__SHORT PROBLEM__. Write out the records from their first line through the line containing "- series-line-0: [233, 122, 2017, 786]", including that line, reproducing every character unchanged.

══ INPUT

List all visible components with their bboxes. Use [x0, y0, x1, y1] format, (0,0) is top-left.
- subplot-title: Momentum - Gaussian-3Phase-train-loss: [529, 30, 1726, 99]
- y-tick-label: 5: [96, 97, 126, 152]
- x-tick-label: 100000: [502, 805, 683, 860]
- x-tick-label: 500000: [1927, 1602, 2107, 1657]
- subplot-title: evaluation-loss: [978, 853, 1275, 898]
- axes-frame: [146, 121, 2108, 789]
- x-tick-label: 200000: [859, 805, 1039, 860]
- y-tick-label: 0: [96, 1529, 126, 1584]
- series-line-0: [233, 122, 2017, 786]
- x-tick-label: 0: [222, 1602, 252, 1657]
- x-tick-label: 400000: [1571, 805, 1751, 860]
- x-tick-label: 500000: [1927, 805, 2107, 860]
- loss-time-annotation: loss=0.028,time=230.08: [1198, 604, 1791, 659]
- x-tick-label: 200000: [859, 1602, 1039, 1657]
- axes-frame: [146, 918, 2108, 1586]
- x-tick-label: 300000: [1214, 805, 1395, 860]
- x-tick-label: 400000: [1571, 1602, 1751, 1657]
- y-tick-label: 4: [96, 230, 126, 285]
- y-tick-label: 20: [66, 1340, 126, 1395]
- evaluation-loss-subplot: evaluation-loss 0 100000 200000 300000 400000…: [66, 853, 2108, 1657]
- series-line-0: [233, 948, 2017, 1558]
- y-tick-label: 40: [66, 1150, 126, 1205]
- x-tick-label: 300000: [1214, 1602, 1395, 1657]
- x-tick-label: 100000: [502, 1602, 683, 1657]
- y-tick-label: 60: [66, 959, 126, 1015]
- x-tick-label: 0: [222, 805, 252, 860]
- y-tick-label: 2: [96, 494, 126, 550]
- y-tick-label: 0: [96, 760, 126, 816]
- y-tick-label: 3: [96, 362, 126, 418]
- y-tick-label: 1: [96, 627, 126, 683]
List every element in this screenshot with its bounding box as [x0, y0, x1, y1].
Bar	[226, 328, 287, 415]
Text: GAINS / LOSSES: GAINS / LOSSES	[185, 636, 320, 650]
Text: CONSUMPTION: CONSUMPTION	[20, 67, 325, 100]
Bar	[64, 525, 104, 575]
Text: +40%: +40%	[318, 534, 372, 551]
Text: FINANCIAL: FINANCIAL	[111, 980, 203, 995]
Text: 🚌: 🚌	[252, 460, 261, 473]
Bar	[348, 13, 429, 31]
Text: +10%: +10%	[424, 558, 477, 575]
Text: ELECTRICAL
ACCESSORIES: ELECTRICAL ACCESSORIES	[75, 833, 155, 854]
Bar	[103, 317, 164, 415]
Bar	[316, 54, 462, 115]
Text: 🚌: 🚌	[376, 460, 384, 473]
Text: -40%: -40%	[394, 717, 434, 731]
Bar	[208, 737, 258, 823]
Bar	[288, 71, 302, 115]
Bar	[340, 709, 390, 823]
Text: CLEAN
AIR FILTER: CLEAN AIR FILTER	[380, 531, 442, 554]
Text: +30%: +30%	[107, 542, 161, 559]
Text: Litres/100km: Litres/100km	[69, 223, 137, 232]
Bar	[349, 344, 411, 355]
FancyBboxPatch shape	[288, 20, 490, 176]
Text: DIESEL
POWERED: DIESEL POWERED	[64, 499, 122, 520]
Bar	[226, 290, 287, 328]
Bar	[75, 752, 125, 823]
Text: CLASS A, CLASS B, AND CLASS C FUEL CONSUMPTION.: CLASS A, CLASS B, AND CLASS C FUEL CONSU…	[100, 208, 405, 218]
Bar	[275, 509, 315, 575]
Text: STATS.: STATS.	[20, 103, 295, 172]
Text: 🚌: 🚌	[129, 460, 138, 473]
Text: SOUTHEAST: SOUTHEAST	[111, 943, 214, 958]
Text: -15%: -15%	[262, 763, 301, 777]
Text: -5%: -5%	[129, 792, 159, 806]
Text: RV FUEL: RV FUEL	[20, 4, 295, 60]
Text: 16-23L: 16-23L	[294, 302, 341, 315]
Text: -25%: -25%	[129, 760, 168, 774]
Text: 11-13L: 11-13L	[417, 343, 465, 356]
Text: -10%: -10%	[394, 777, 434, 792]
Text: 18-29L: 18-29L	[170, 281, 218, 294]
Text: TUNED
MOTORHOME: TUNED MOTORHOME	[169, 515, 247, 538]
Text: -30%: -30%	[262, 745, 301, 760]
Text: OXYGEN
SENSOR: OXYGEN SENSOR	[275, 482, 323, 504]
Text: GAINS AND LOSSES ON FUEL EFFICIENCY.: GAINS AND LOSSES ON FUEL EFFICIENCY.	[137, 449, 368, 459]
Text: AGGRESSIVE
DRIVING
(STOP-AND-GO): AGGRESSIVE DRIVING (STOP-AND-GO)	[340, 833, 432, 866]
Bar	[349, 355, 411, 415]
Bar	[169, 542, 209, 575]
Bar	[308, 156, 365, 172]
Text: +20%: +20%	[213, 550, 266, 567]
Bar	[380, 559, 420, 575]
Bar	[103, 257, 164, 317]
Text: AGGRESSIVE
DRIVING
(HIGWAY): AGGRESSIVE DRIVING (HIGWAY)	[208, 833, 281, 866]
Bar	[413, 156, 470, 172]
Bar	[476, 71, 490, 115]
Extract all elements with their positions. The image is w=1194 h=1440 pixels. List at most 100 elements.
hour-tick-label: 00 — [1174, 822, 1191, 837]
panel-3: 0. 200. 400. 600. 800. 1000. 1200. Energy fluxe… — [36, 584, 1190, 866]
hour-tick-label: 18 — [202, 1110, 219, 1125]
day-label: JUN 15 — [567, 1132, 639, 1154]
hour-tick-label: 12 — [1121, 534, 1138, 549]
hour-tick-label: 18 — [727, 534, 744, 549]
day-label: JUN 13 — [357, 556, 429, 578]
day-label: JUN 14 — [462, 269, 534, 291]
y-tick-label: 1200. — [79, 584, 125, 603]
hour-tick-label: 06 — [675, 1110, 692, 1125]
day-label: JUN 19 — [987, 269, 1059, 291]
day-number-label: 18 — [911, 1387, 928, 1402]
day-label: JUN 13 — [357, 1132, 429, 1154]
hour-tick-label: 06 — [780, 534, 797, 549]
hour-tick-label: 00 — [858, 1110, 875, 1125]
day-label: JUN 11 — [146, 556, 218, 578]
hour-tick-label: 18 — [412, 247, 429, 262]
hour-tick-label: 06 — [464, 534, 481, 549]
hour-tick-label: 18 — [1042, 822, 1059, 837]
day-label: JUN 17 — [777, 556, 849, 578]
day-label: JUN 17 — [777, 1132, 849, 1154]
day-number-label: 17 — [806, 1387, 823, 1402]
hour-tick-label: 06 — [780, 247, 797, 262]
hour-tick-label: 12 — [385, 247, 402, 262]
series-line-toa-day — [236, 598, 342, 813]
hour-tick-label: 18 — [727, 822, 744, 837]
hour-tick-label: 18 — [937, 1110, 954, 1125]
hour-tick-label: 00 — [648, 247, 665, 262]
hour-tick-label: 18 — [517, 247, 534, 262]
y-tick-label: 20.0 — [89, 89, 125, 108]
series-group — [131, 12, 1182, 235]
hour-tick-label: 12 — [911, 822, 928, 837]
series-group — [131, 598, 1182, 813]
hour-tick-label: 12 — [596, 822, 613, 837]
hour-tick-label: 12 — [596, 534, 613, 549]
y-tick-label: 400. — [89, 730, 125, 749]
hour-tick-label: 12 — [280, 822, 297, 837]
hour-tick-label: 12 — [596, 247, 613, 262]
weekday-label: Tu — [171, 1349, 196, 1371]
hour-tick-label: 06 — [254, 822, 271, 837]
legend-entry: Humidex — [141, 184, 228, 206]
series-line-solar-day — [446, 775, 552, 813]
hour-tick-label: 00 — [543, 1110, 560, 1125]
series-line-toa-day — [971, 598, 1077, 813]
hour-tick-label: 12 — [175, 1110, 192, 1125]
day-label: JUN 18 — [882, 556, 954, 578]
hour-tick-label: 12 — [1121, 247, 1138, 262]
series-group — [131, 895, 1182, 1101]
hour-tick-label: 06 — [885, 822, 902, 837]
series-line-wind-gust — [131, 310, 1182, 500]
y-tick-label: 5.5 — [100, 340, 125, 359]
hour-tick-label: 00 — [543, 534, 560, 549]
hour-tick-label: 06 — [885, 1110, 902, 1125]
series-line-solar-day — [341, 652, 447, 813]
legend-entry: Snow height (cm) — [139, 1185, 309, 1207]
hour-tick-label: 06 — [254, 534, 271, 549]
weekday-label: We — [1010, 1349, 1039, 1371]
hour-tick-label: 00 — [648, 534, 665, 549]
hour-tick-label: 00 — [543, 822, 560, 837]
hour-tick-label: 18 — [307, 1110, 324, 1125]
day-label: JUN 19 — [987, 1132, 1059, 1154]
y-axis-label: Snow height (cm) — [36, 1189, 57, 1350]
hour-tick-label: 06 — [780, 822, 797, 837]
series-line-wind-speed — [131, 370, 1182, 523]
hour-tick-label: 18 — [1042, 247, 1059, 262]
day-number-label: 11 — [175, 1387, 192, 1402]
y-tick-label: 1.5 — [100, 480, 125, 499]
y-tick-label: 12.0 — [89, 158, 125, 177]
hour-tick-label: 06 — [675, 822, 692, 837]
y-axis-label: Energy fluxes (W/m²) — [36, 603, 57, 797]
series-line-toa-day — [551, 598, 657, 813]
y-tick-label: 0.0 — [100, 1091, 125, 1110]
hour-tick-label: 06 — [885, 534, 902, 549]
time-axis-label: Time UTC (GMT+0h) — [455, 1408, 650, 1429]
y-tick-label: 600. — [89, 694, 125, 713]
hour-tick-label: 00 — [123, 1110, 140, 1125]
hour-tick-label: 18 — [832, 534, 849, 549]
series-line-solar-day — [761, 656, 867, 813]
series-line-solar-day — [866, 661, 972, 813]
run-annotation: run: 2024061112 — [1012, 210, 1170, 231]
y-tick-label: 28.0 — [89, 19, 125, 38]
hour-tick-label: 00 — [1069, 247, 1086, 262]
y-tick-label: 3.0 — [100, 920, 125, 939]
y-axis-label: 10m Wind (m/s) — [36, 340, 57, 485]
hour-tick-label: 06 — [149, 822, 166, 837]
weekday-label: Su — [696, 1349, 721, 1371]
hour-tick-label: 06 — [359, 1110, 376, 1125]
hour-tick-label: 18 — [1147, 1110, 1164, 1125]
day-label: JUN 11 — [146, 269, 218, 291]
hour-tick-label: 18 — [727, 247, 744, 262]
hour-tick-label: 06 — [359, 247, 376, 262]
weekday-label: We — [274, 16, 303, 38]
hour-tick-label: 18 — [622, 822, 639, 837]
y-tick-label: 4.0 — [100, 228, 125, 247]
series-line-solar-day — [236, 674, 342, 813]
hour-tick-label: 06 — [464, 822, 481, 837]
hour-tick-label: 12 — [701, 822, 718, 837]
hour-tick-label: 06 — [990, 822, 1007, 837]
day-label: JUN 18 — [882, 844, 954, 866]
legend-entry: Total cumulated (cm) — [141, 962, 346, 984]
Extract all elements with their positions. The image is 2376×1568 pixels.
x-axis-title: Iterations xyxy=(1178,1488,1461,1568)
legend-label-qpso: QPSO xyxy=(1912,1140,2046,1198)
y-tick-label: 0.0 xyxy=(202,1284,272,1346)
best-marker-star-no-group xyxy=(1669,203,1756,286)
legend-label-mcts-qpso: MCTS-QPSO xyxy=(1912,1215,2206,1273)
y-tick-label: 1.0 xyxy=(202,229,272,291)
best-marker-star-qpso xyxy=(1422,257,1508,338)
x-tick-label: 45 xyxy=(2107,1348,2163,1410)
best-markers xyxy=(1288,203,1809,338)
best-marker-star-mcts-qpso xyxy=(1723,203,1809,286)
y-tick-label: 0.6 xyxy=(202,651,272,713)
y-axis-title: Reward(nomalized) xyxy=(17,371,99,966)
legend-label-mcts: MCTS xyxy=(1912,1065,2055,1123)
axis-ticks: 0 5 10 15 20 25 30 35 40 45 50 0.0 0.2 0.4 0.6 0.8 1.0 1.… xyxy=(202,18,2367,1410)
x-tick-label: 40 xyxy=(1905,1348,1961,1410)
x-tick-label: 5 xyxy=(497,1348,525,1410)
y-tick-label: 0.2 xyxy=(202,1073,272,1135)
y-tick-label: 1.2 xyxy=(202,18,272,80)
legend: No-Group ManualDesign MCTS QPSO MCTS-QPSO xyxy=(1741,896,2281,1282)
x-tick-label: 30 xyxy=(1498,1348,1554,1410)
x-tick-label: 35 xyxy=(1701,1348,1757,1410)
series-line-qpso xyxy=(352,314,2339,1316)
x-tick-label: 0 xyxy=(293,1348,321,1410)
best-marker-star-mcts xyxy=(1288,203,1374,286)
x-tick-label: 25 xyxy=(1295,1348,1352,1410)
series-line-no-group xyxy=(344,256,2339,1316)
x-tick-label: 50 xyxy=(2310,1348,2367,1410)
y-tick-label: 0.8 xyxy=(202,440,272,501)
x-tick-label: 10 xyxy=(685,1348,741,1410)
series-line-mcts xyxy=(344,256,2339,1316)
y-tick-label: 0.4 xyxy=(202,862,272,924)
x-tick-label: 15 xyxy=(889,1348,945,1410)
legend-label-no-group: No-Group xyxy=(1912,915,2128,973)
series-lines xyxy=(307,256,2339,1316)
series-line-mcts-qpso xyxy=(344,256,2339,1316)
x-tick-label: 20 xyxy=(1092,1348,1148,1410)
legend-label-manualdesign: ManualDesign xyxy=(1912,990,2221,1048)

════

__ANSWER FOR THE TASK__.
List all visible components with their bboxes. Use [x0, y0, x1, y1] format, (0,0) is top-left.
- subplot-title: Momentum - Gaussian-3Phase-train-loss: [529, 30, 1726, 99]
- y-tick-label: 5: [96, 97, 126, 152]
- x-tick-label: 100000: [502, 805, 683, 860]
- x-tick-label: 500000: [1927, 1602, 2107, 1657]
- subplot-title: evaluation-loss: [978, 853, 1275, 898]
- axes-frame: [146, 121, 2108, 789]
- x-tick-label: 200000: [859, 805, 1039, 860]
- y-tick-label: 0: [96, 1529, 126, 1584]
- series-line-0: [233, 122, 2017, 786]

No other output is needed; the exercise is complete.